Aunque esta democracia -la mayor del mundo- asegure cupos para los intocables en las reparticiones públicas y el sistema educativo, aunque haya brahmanes pobres e intocables millonarios, el sistema organiza con mano invisible e irrefutable una estructura social manifiestamente jerárquica. Y nadie lucha contra la propia pertenencia, no existe ascenso social en ese sentido … al menos en esta vida. Pues todo puede suceder con buen karma, y un sudra reencarnarse en brahman.
Desde su origen indoario la India es una de las civilizaciones más antiguas que se conoce, casi un drenaje en el sur de Asia donde durante 5000 años recalaron, a pura fuerza de gravedad, sedimentos migratorios variados. Varios siglos de disputas principescas y sucesivos imperios -el gupta, mogol, el británico, entre otros- se sucedieron hasta que la revolución pacífica encabezada por Ghandi alumbrara la república en 1947. Las luchas religiosas no se hicieron esperar, así que fueron dos las naciones que nacieron ese año: el Pakistán musulmán y la India de predominio hindú, que aún así sigue siendo -después de Indonesia- el segundo país más poblado de musulmanes del mundo.
Ante el viajero occidental, la India aparece sobre todo como un caos, una sociedad sin reglas donde cruzar la calle puede ser un deporte extremo y conducir es literalmente imposible. Aún así, en medio de un mar de transeúntes, de automóviles, ganado impávido, tuk-tuks y rickshaws que pueden estar varados por horas, algo de pronto se pone en marcha y funciona. Un orden oculto organiza la circulación y lo que en cualquier metrópolis occidental provocaría millares de accidentes de tráfico aquí se convierte en una marea donde cualquiera que se abandone a sus corrientes puede navegar sin daño.
La India increíble es tierra de excesos también: exceso de sonidos -del melancólico tañido de la cítara a bocinazos que no cesan nunca -; exceso de sabores -una cocina variada que se come con la mano y maneja con maestría las especias que hicieron salir a los europeos a descubrir mundos nuevos-; exceso de colores -más allá del monocorde atuendo islámico, lino impoluto y saris de seda de mil colores, tobilleras y anillos dorados en las narices, tatuajes de henna en los pies en mujeres de toda edad contrastan con ciudades azules, blancas o rosas y una geografía sensual desconocida y a la vez presente desde siempre. Basta recordar las posiciones del Kamasutra o los frisos eróticos de Khajurao para rescatar figuras del placer quizás ausentes en la India recatada de hoy.

OBJETIVO A: Enumera los tipos de exceso que el texto sobre la India atribuye a ese país.
OBJETIVO B: Prosigue el texto sobre la India a partir de su última oración.
No se necesita el listado.

DATOS REGISTRADOS:

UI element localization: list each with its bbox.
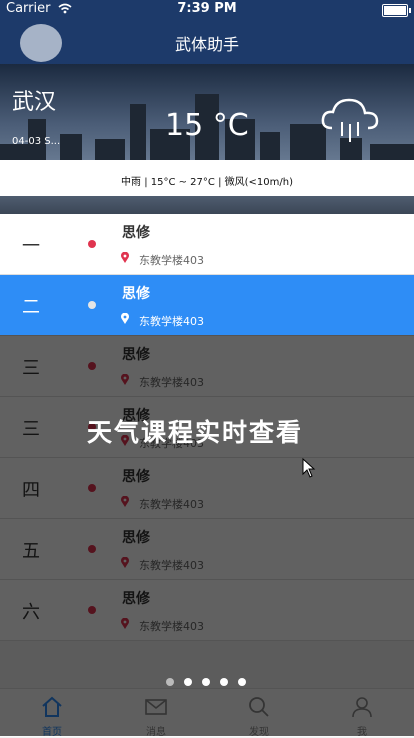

RESULTADO ESPERADO A: Sonidos, sabores y colores.

RESULTADO ESPERADO B:
También la marca del exceso se revela en sus múltiples religiones -hindúes y musulmanes, cristianos y judíos, jainistas y parsis, budistas y sikhs-; en sus lenguas -tiene 19 oficiales, aunque hay más de 4000 dialectos-; en sus paisajes -del Himalaya a la jungla de Kerala, de las playas de Goa al desierto del Thar.
Por esa desmesura rica en contrastes e hipérboles, quizás a la India le quepa un realismo mágico similar al latinoamericano. Aunque con la misma salvedad que García Márquez hacía al respecto, cuando decía que los europeos -quienes acuñaron ese nombre- no comprendían nada: lo que ellos llamaban “mágico”, aquí era realismo a secas.
Si los viajeros occidentales que han recalado en el subcontinente indio han precisado contar India para creerla, ese país se escabulle y crea sus propios relatos. Por un lado, sus libros sagrados como los Vedas, los Brahamana o los Upanishad, sus epopeyas como el Ramayana o el Mahabaratha, las sagas e historias de innumerables dioses venerados en templos que crecen como hiedras en cada poblado o pueblan como personajes las series de televisión.
Por otro lado es Bollywood el encargado de producir la narrativa que hace de espejo al alma india. Sus cifras impresionan: más de mil cien películas al año -destinadas fundamentalmente al mercado local- la convierten en el principal productor del mundo. Allí, en su propia factoría de sueños, el histrionismo exagerado de los actores de moda acaba a menudo en escenas de baile colectivo, casi un revival, a medio mundo de distancia, de la época dorada de su modelo hollywoodense.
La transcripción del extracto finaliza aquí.